* [Figure dataset records]:
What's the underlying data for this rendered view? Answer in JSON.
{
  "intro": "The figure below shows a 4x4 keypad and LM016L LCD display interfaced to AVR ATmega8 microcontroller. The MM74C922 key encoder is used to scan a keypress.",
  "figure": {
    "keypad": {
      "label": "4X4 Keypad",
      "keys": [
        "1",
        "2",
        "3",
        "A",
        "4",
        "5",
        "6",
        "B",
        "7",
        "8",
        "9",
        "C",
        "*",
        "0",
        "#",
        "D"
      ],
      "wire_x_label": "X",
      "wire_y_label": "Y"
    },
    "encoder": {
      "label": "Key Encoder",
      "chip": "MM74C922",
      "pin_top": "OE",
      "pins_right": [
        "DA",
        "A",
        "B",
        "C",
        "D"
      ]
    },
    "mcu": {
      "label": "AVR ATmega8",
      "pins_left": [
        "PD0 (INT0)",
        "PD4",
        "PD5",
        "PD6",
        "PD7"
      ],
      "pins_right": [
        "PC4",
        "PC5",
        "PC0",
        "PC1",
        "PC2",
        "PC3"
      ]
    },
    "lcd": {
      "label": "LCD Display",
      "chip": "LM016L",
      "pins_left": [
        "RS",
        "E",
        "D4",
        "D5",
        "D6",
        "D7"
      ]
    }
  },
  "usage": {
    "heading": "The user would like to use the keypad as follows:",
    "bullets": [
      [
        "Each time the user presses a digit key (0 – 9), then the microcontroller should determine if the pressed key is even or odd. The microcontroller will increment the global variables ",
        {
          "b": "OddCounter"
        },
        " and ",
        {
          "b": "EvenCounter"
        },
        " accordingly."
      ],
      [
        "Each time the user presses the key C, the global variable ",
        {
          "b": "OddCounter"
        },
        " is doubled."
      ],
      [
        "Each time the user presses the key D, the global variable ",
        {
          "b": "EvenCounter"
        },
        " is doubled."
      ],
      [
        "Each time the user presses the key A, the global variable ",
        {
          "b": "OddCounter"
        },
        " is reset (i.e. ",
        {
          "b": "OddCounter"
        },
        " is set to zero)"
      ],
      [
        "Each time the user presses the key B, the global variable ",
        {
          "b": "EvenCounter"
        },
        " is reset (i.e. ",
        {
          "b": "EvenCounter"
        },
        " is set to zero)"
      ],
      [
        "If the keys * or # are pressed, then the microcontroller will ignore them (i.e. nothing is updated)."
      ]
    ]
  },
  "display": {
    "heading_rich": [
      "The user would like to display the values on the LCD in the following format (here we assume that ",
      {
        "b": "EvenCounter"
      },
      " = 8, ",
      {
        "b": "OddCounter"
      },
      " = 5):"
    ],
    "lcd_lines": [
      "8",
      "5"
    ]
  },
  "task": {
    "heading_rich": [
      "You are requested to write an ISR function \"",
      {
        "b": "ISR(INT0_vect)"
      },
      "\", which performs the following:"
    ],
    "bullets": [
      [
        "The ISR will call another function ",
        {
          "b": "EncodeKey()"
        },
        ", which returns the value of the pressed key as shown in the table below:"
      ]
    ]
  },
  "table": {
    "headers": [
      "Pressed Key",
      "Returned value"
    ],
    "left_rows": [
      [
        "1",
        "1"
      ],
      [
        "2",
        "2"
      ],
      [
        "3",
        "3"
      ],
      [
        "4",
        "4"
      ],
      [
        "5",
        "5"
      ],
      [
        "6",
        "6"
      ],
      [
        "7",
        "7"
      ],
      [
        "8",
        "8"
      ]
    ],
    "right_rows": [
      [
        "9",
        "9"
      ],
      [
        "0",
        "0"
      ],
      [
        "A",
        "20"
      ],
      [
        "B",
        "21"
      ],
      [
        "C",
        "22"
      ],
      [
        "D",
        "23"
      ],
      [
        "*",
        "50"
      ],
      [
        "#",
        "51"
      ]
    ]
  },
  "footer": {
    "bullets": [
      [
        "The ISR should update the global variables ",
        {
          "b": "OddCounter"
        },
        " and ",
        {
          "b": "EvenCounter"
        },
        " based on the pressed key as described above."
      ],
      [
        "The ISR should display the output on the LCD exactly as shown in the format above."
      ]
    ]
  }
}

* [What to produce]:
Extract all of the data above without altering anything.

* [Output for this exercise]:
What's the underlying data for this rendered view? Answer in JSON.
{
  "intro": "The figure below shows a 4x4 keypad and LM016L LCD display interfaced to AVR ATmega8 microcontroller. The MM74C922 key encoder is used to scan a keypress.",
  "figure": {
    "keypad": {
      "label": "4X4 Keypad",
      "keys": [
        "1",
        "2",
        "3",
        "A",
        "4",
        "5",
        "6",
        "B",
        "7",
        "8",
        "9",
        "C",
        "*",
        "0",
        "#",
        "D"
      ],
      "wire_x_label": "X",
      "wire_y_label": "Y"
    },
    "encoder": {
      "label": "Key Encoder",
      "chip": "MM74C922",
      "pin_top": "OE",
      "pins_right": [
        "DA",
        "A",
        "B",
        "C",
        "D"
      ]
    },
    "mcu": {
      "label": "AVR ATmega8",
      "pins_left": [
        "PD0 (INT0)",
        "PD4",
        "PD5",
        "PD6",
        "PD7"
      ],
      "pins_right": [
        "PC4",
        "PC5",
        "PC0",
        "PC1",
        "PC2",
        "PC3"
      ]
    },
    "lcd": {
      "label": "LCD Display",
      "chip": "LM016L",
      "pins_left": [
        "RS",
        "E",
        "D4",
        "D5",
        "D6",
        "D7"
      ]
    }
  },
  "usage": {
    "heading": "The user would like to use the keypad as follows:",
    "bullets": [
      [
        "Each time the user presses a digit key (0 – 9), then the microcontroller should determine if the pressed key is even or odd. The microcontroller will increment the global variables ",
        {
          "b": "OddCounter"
        },
        " and ",
        {
          "b": "EvenCounter"
        },
        " accordingly."
      ],
      [
        "Each time the user presses the key C, the global variable ",
        {
          "b": "OddCounter"
        },
        " is doubled."
      ],
      [
        "Each time the user presses the key D, the global variable ",
        {
          "b": "EvenCounter"
        },
        " is doubled."
      ],
      [
        "Each time the user presses the key A, the global variable ",
        {
          "b": "OddCounter"
        },
        " is reset (i.e. ",
        {
          "b": "OddCounter"
        },
        " is set to zero)"
      ],
      [
        "Each time the user presses the key B, the global variable ",
        {
          "b": "EvenCounter"
        },
        " is reset (i.e. ",
        {
          "b": "EvenCounter"
        },
        " is set to zero)"
      ],
      [
        "If the keys * or # are pressed, then the microcontroller will ignore them (i.e. nothing is updated)."
      ]
    ]
  },
  "display": {
    "heading_rich": [
      "The user would like to display the values on the LCD in the following format (here we assume that ",
      {
        "b": "EvenCounter"
      },
      " = 8, ",
      {
        "b": "OddCounter"
      },
      " = 5):"
    ],
    "lcd_lines": [
      "8",
      "5"
    ]
  },
  "task": {
    "heading_rich": [
      "You are requested to write an ISR function \"",
      {
        "b": "ISR(INT0_vect)"
      },
      "\", which performs the following:"
    ],
    "bullets": [
      [
        "The ISR will call another function ",
        {
          "b": "EncodeKey()"
        },
        ", which returns the value of the pressed key as shown in the table below:"
      ]
    ]
  },
  "table": {
    "headers": [
      "Pressed Key",
      "Returned value"
    ],
    "left_rows": [
      [
        "1",
        "1"
      ],
      [
        "2",
        "2"
      ],
      [
        "3",
        "3"
      ],
      [
        "4",
        "4"
      ],
      [
        "5",
        "5"
      ],
      [
        "6",
        "6"
      ],
      [
        "7",
        "7"
      ],
      [
        "8",
        "8"
      ]
    ],
    "right_rows": [
      [
        "9",
        "9"
      ],
      [
        "0",
        "0"
      ],
      [
        "A",
        "20"
      ],
      [
        "B",
        "21"
      ],
      [
        "C",
        "22"
      ],
      [
        "D",
        "23"
      ],
      [
        "*",
        "50"
      ],
      [
        "#",
        "51"
      ]
    ]
  },
  "footer": {
    "bullets": [
      [
        "The ISR should update the global variables ",
        {
          "b": "OddCounter"
        },
        " and ",
        {
          "b": "EvenCounter"
        },
        " based on the pressed key as described above."
      ],
      [
        "The ISR should display the output on the LCD exactly as shown in the format above."
      ]
    ]
  }
}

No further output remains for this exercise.